==== Materials provided

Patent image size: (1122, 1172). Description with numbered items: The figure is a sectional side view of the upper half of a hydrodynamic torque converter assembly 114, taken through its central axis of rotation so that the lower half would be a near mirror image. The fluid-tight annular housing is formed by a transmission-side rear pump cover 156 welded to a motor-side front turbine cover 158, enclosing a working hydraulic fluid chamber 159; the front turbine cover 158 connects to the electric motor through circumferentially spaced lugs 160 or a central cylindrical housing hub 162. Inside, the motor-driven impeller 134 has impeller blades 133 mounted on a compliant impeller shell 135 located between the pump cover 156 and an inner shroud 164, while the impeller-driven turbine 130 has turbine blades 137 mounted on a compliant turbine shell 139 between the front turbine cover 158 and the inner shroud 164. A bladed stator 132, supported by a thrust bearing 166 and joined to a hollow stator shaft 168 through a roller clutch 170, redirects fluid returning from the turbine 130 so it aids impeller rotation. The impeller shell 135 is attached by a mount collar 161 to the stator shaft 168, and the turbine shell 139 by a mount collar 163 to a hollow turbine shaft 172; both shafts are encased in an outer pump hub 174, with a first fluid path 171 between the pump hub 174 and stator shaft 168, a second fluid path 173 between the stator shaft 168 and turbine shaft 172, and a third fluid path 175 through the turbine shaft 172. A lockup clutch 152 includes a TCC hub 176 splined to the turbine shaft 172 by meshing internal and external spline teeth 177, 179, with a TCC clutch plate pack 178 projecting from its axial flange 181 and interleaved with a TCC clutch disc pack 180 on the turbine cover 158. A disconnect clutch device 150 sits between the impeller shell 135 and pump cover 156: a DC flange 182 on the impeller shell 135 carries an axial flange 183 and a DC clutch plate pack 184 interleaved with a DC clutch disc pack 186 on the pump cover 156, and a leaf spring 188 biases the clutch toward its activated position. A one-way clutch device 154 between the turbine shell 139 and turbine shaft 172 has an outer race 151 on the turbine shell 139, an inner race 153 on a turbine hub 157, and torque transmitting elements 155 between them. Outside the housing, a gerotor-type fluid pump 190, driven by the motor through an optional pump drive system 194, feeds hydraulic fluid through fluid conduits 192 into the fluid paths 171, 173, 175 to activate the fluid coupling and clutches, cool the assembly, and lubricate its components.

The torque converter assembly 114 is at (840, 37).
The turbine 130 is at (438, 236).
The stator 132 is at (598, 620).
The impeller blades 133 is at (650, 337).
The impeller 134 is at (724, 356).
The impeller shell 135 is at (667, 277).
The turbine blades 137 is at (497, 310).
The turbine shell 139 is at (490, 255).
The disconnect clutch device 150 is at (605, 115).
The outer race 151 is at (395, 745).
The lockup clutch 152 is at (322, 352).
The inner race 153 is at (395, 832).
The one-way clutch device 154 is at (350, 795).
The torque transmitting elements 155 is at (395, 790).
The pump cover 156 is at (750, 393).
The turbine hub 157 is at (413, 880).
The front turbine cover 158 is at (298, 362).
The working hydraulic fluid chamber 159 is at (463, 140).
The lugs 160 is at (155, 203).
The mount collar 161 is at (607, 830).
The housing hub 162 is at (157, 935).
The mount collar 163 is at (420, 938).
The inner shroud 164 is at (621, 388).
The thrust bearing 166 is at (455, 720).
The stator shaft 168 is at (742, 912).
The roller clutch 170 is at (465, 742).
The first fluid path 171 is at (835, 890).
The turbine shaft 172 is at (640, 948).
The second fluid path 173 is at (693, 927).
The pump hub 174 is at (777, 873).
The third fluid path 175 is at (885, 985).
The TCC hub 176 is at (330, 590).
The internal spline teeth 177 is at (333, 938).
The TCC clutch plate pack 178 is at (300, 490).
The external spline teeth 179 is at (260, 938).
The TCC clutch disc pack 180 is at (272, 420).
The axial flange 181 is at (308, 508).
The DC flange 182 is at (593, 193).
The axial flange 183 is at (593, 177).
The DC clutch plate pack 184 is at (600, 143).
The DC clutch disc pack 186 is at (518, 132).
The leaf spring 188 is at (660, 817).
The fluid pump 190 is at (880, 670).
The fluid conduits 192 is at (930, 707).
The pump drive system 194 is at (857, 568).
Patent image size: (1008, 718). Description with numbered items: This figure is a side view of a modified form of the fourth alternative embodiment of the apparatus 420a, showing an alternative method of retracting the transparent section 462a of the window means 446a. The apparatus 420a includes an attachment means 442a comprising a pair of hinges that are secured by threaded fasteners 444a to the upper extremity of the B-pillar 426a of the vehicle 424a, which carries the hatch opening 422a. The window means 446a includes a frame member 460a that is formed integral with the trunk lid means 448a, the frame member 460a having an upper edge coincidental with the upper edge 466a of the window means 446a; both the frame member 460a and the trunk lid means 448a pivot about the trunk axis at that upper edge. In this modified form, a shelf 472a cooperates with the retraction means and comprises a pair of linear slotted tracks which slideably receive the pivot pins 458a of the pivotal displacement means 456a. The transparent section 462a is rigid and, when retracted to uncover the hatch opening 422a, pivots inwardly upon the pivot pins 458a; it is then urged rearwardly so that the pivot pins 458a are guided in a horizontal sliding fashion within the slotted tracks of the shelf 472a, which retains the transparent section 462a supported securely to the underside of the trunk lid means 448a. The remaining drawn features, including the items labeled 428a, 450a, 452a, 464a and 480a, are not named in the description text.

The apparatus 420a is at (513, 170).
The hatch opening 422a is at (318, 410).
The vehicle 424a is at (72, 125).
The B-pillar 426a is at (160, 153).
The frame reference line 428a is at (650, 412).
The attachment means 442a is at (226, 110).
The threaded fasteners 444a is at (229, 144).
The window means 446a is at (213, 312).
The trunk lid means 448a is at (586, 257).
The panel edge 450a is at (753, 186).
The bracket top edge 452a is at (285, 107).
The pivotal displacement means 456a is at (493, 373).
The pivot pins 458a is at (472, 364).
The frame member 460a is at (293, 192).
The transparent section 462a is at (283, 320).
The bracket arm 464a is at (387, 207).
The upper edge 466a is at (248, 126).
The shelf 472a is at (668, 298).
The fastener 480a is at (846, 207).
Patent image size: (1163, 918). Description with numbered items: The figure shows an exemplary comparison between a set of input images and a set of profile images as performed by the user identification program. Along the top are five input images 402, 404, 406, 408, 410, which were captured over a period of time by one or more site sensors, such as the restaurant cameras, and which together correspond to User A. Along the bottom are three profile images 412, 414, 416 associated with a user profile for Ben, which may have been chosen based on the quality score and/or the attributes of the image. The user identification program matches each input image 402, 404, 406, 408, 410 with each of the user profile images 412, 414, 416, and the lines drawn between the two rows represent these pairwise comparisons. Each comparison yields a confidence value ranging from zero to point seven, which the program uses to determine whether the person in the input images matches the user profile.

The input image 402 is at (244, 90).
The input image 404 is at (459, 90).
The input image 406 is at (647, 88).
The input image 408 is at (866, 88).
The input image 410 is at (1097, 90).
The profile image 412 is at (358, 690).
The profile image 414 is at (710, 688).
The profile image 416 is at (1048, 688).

========

**Task requirements**
Turn every line of the items above into a Markdown table with two columns, Row and Line. Number the rows and leave out blank lines.

**Task result**
| Row | Line |
|---|---|
| 1 | Patent image size: (1122, 1172). Description with numbered items: The figure is a sectional side view of the upper half of a hydrodynamic torque converter assembly 114, taken through its central axis of rotation so that the lower half would be a near mirror image. The fluid-tight annular housing is formed by a transmission-side rear pump cover 156 welded to a motor-side front turbine cover 158, enclosing a working hydraulic fluid chamber 159; the front turbine cover 158 connects to the electric motor through circumferentially spaced lugs 160 or a central cylindrical housing hub 162. Inside, the motor-driven impeller 134 has impeller blades 133 mounted on a compliant impeller shell 135 located between the pump cover 156 and an inner shroud 164, while the impeller-driven turbine 130 has turbine blades 137 mounted on a compliant turbine shell 139 between the front turbine cover 158 and the inner shroud 164. A bladed stator 132, supported by a thrust bearing 166 and joined to a hollow stator shaft 168 through a roller clutch 170, redirects fluid returning from the turbine 130 so it aids impeller rotation. The impeller shell 135 is attached by a mount collar 161 to the stator shaft 168, and the turbine shell 139 by a mount collar 163 to a hollow turbine shaft 172; both shafts are encased in an outer pump hub 174, with a first fluid path 171 between the pump hub 174 and stator shaft 168, a second fluid path 173 between the stator shaft 168 and turbine shaft 172, and a third fluid path 175 through the turbine shaft 172. A lockup clutch 152 includes a TCC hub 176 splined to the turbine shaft 172 by meshing internal and external spline teeth 177, 179, with a TCC clutch plate pack 178 projecting from its axial flange 181 and interleaved with a TCC clutch disc pack 180 on the turbine cover 158. A disconnect clutch device 150 sits between the impeller shell 135 and pump cover 156: a DC flange 182 on the impeller shell 135 carries an axial flange 183 and a DC clutch plate pack 184 interleaved with a DC clutch disc pack 186 on the pump cover 156, and a leaf spring 188 biases the clutch toward its activated position. A one-way clutch device 154 between the turbine shell 139 and turbine shaft 172 has an outer race 151 on the turbine shell 139, an inner race 153 on a turbine hub 157, and torque transmitting elements 155 between them. Outside the housing, a gerotor-type fluid pump 190, driven by the motor through an optional pump drive system 194, feeds hydraulic fluid through fluid conduits 192 into the fluid paths 171, 173, 175 to activate the fluid coupling and clutches, cool the assembly, and lubricate its components. |
| 2 | The torque converter assembly 114 is at (840, 37). |
| 3 | The turbine 130 is at (438, 236). |
| 4 | The stator 132 is at (598, 620). |
| 5 | The impeller blades 133 is at (650, 337). |
| 6 | The impeller 134 is at (724, 356). |
| 7 | The impeller shell 135 is at (667, 277). |
| 8 | The turbine blades 137 is at (497, 310). |
| 9 | The turbine shell 139 is at (490, 255). |
| 10 | The disconnect clutch device 150 is at (605, 115). |
| 11 | The outer race 151 is at (395, 745). |
| 12 | The lockup clutch 152 is at (322, 352). |
| 13 | The inner race 153 is at (395, 832). |
| 14 | The one-way clutch device 154 is at (350, 795). |
| 15 | The torque transmitting elements 155 is at (395, 790). |
| 16 | The pump cover 156 is at (750, 393). |
| 17 | The turbine hub 157 is at (413, 880). |
| 18 | The front turbine cover 158 is at (298, 362). |
| 19 | The working hydraulic fluid chamber 159 is at (463, 140). |
| 20 | The lugs 160 is at (155, 203). |
| 21 | The mount collar 161 is at (607, 830). |
| 22 | The housing hub 162 is at (157, 935). |
| 23 | The mount collar 163 is at (420, 938). |
| 24 | The inner shroud 164 is at (621, 388). |
| 25 | The thrust bearing 166 is at (455, 720). |
| 26 | The stator shaft 168 is at (742, 912). |
| 27 | The roller clutch 170 is at (465, 742). |
| 28 | The first fluid path 171 is at (835, 890). |
| 29 | The turbine shaft 172 is at (640, 948). |
| 30 | The second fluid path 173 is at (693, 927). |
| 31 | The pump hub 174 is at (777, 873). |
| 32 | The third fluid path 175 is at (885, 985). |
| 33 | The TCC hub 176 is at (330, 590). |
| 34 | The internal spline teeth 177 is at (333, 938). |
| 35 | The TCC clutch plate pack 178 is at (300, 490). |
| 36 | The external spline teeth 179 is at (260, 938). |
| 37 | The TCC clutch disc pack 180 is at (272, 420). |
| 38 | The axial flange 181 is at (308, 508). |
| 39 | The DC flange 182 is at (593, 193). |
| 40 | The axial flange 183 is at (593, 177). |
| 41 | The DC clutch plate pack 184 is at (600, 143). |
| 42 | The DC clutch disc pack 186 is at (518, 132). |
| 43 | The leaf spring 188 is at (660, 817). |
| 44 | The fluid pump 190 is at (880, 670). |
| 45 | The fluid conduits 192 is at (930, 707). |
| 46 | The pump drive system 194 is at (857, 568). |
| 47 | Patent image size: (1008, 718). Description with numbered items: This figure is a side view of a modified form of the fourth alternative embodiment of the apparatus 420a, showing an alternative method of retracting the transparent section 462a of the window means 446a. The apparatus 420a includes an attachment means 442a comprising a pair of hinges that are secured by threaded fasteners 444a to the upper extremity of the B-pillar 426a of the vehicle 424a, which carries the hatch opening 422a. The window means 446a includes a frame member 460a that is formed integral with the trunk lid means 448a, the frame member 460a having an upper edge coincidental with the upper edge 466a of the window means 446a; both the frame member 460a and the trunk lid means 448a pivot about the trunk axis at that upper edge. In this modified form, a shelf 472a cooperates with the retraction means and comprises a pair of linear slotted tracks which slideably receive the pivot pins 458a of the pivotal displacement means 456a. The transparent section 462a is rigid and, when retracted to uncover the hatch opening 422a, pivots inwardly upon the pivot pins 458a; it is then urged rearwardly so that the pivot pins 458a are guided in a horizontal sliding fashion within the slotted tracks of the shelf 472a, which retains the transparent section 462a supported securely to the underside of the trunk lid means 448a. The remaining drawn features, including the items labeled 428a, 450a, 452a, 464a and 480a, are not named in the description text. |
| 48 | The apparatus 420a is at (513, 170). |
| 49 | The hatch opening 422a is at (318, 410). |
| 50 | The vehicle 424a is at (72, 125). |
| 51 | The B-pillar 426a is at (160, 153). |
| 52 | The frame reference line 428a is at (650, 412). |
| 53 | The attachment means 442a is at (226, 110). |
| 54 | The threaded fasteners 444a is at (229, 144). |
| 55 | The window means 446a is at (213, 312). |
| 56 | The trunk lid means 448a is at (586, 257). |
| 57 | The panel edge 450a is at (753, 186). |
| 58 | The bracket top edge 452a is at (285, 107). |
| 59 | The pivotal displacement means 456a is at (493, 373). |
| 60 | The pivot pins 458a is at (472, 364). |
| 61 | The frame member 460a is at (293, 192). |
| 62 | The transparent section 462a is at (283, 320). |
| 63 | The bracket arm 464a is at (387, 207). |
| 64 | The upper edge 466a is at (248, 126). |
| 65 | The shelf 472a is at (668, 298). |
| 66 | The fastener 480a is at (846, 207). |
| 67 | Patent image size: (1163, 918). Description with numbered items: The figure shows an exemplary comparison between a set of input images and a set of profile images as performed by the user identification program. Along the top are five input images 402, 404, 406, 408, 410, which were captured over a period of time by one or more site sensors, such as the restaurant cameras, and which together correspond to User A. Along the bottom are three profile images 412, 414, 416 associated with a user profile for Ben, which may have been chosen based on the quality score and/or the attributes of the image. The user identification program matches each input image 402, 404, 406, 408, 410 with each of the user profile images 412, 414, 416, and the lines drawn between the two rows represent these pairwise comparisons. Each comparison yields a confidence value ranging from zero to point seven, which the program uses to determine whether the person in the input images matches the user profile. |
| 68 | The input image 402 is at (244, 90). |
| 69 | The input image 404 is at (459, 90). |
| 70 | The input image 406 is at (647, 88). |
| 71 | The input image 408 is at (866, 88). |
| 72 | The input image 410 is at (1097, 90). |
| 73 | The profile image 412 is at (358, 690). |
| 74 | The profile image 414 is at (710, 688). |
| 75 | The profile image 416 is at (1048, 688). |